What needs to be done |
Restate the listing below word for word, omitting any images.

Records supplied |
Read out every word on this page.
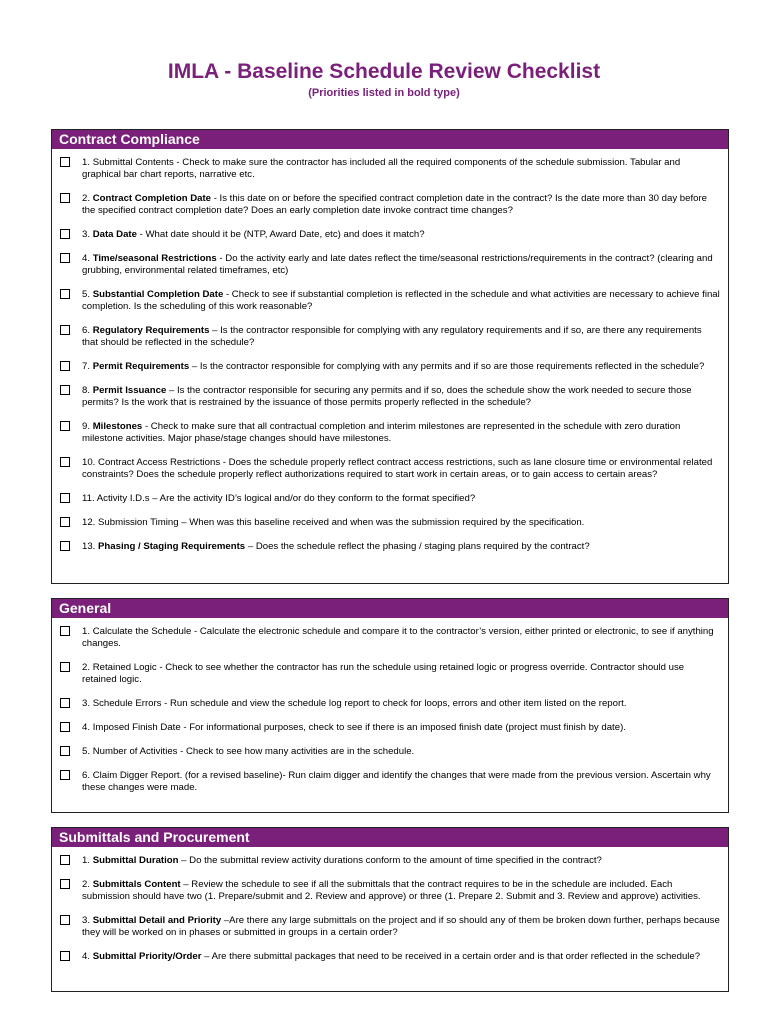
IMLA - Baseline Schedule Review Checklist
(Priorities listed in bold type)
Contract Compliance
1. Submittal Contents - Check to make sure the contractor has included all the required components of the schedule submission. Tabular and graphical bar chart reports, narrative etc.
2. Contract Completion Date - Is this date on or before the specified contract completion date in the contract? Is the date more than 30 day before the specified contract completion date? Does an early completion date invoke contract time changes?
3. Data Date - What date should it be (NTP, Award Date, etc) and does it match?
4. Time/seasonal Restrictions - Do the activity early and late dates reflect the time/seasonal restrictions/requirements in the contract? (clearing and grubbing, environmental related timeframes, etc)
5. Substantial Completion Date - Check to see if substantial completion is reflected in the schedule and what activities are necessary to achieve final completion. Is the scheduling of this work reasonable?
6. Regulatory Requirements – Is the contractor responsible for complying with any regulatory requirements and if so, are there any requirements that should be reflected in the schedule?
7. Permit Requirements – Is the contractor responsible for complying with any permits and if so are those requirements reflected in the schedule?
8. Permit Issuance – Is the contractor responsible for securing any permits and if so, does the schedule show the work needed to secure those permits? Is the work that is restrained by the issuance of those permits properly reflected in the schedule?
9. Milestones - Check to make sure that all contractual completion and interim milestones are represented in the schedule with zero duration milestone activities. Major phase/stage changes should have milestones.
10. Contract Access Restrictions - Does the schedule properly reflect contract access restrictions, such as lane closure time or environmental related constraints? Does the schedule properly reflect authorizations required to start work in certain areas, or to gain access to certain areas?
11. Activity I.D.s – Are the activity ID’s logical and/or do they conform to the format specified?
12. Submission Timing – When was this baseline received and when was the submission required by the specification.
13. Phasing / Staging Requirements – Does the schedule reflect the phasing / staging plans required by the contract?
General
1. Calculate the Schedule - Calculate the electronic schedule and compare it to the contractor’s version, either printed or electronic, to see if anything changes.
2. Retained Logic - Check to see whether the contractor has run the schedule using retained logic or progress override. Contractor should use retained logic.
3. Schedule Errors - Run schedule and view the schedule log report to check for loops, errors and other item listed on the report.
4. Imposed Finish Date - For informational purposes, check to see if there is an imposed finish date (project must finish by date).
5. Number of Activities - Check to see how many activities are in the schedule.
6. Claim Digger Report. (for a revised baseline)- Run claim digger and identify the changes that were made from the previous version. Ascertain why these changes were made.
Submittals and Procurement
1. Submittal Duration – Do the submittal review activity durations conform to the amount of time specified in the contract?
2. Submittals Content – Review the schedule to see if all the submittals that the contract requires to be in the schedule are included. Each submission should have two (1. Prepare/submit and 2. Review and approve) or three (1. Prepare 2. Submit and 3. Review and approve) activities.
3. Submittal Detail and Priority –Are there any large submittals on the project and if so should any of them be broken down further, perhaps because they will be worked on in phases or submitted in groups in a certain order?
4. Submittal Priority/Order – Are there submittal packages that need to be received in a certain order and is that order reflected in the schedule?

Problem solution |
Read out every word on this page.
IMLA - Baseline Schedule Review Checklist
(Priorities listed in bold type)
Contract Compliance
1. Submittal Contents - Check to make sure the contractor has included all the required components of the schedule submission. Tabular and graphical bar chart reports, narrative etc.
2. Contract Completion Date - Is this date on or before the specified contract completion date in the contract? Is the date more than 30 day before the specified contract completion date? Does an early completion date invoke contract time changes?
3. Data Date - What date should it be (NTP, Award Date, etc) and does it match?
4. Time/seasonal Restrictions - Do the activity early and late dates reflect the time/seasonal restrictions/requirements in the contract? (clearing and grubbing, environmental related timeframes, etc)
5. Substantial Completion Date - Check to see if substantial completion is reflected in the schedule and what activities are necessary to achieve final completion. Is the scheduling of this work reasonable?
6. Regulatory Requirements – Is the contractor responsible for complying with any regulatory requirements and if so, are there any requirements that should be reflected in the schedule?
7. Permit Requirements – Is the contractor responsible for complying with any permits and if so are those requirements reflected in the schedule?
8. Permit Issuance – Is the contractor responsible for securing any permits and if so, does the schedule show the work needed to secure those permits? Is the work that is restrained by the issuance of those permits properly reflected in the schedule?
9. Milestones - Check to make sure that all contractual completion and interim milestones are represented in the schedule with zero duration milestone activities. Major phase/stage changes should have milestones.
10. Contract Access Restrictions - Does the schedule properly reflect contract access restrictions, such as lane closure time or environmental related constraints? Does the schedule properly reflect authorizations required to start work in certain areas, or to gain access to certain areas?
11. Activity I.D.s – Are the activity ID’s logical and/or do they conform to the format specified?
12. Submission Timing – When was this baseline received and when was the submission required by the specification.
13. Phasing / Staging Requirements – Does the schedule reflect the phasing / staging plans required by the contract?
General
1. Calculate the Schedule - Calculate the electronic schedule and compare it to the contractor’s version, either printed or electronic, to see if anything changes.
2. Retained Logic - Check to see whether the contractor has run the schedule using retained logic or progress override. Contractor should use retained logic.
3. Schedule Errors - Run schedule and view the schedule log report to check for loops, errors and other item listed on the report.
4. Imposed Finish Date - For informational purposes, check to see if there is an imposed finish date (project must finish by date).
5. Number of Activities - Check to see how many activities are in the schedule.
6. Claim Digger Report. (for a revised baseline)- Run claim digger and identify the changes that were made from the previous version. Ascertain why these changes were made.
Submittals and Procurement
1. Submittal Duration – Do the submittal review activity durations conform to the amount of time specified in the contract?
2. Submittals Content – Review the schedule to see if all the submittals that the contract requires to be in the schedule are included. Each submission should have two (1. Prepare/submit and 2. Review and approve) or three (1. Prepare 2. Submit and 3. Review and approve) activities.
3. Submittal Detail and Priority –Are there any large submittals on the project and if so should any of them be broken down further, perhaps because they will be worked on in phases or submitted in groups in a certain order?
4. Submittal Priority/Order – Are there submittal packages that need to be received in a certain order and is that order reflected in the schedule?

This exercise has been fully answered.